Excerpted data:
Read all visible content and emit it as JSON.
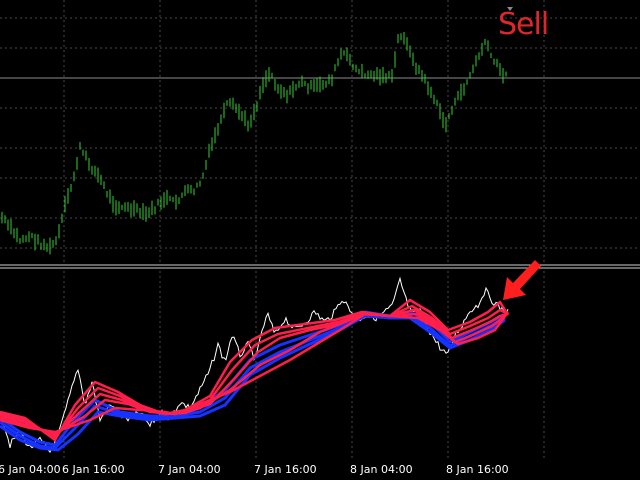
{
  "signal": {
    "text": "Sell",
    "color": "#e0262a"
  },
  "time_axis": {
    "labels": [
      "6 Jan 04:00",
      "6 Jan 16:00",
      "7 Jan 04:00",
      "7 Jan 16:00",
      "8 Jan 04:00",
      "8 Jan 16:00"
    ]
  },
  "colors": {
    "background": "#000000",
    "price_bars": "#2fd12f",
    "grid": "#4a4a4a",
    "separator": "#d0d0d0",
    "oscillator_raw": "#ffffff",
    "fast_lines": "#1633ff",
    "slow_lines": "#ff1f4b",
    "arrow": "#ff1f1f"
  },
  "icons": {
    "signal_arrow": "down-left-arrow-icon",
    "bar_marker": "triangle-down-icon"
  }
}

The request: Word for word, quote the lines above. Omit the pictures.

Full response:
Read all visible content and emit it as JSON.
{
  "signal": {
    "text": "Sell",
    "color": "#e0262a"
  },
  "time_axis": {
    "labels": [
      "6 Jan 04:00",
      "6 Jan 16:00",
      "7 Jan 04:00",
      "7 Jan 16:00",
      "8 Jan 04:00",
      "8 Jan 16:00"
    ]
  },
  "colors": {
    "background": "#000000",
    "price_bars": "#2fd12f",
    "grid": "#4a4a4a",
    "separator": "#d0d0d0",
    "oscillator_raw": "#ffffff",
    "fast_lines": "#1633ff",
    "slow_lines": "#ff1f4b",
    "arrow": "#ff1f1f"
  },
  "icons": {
    "signal_arrow": "down-left-arrow-icon",
    "bar_marker": "triangle-down-icon"
  }
}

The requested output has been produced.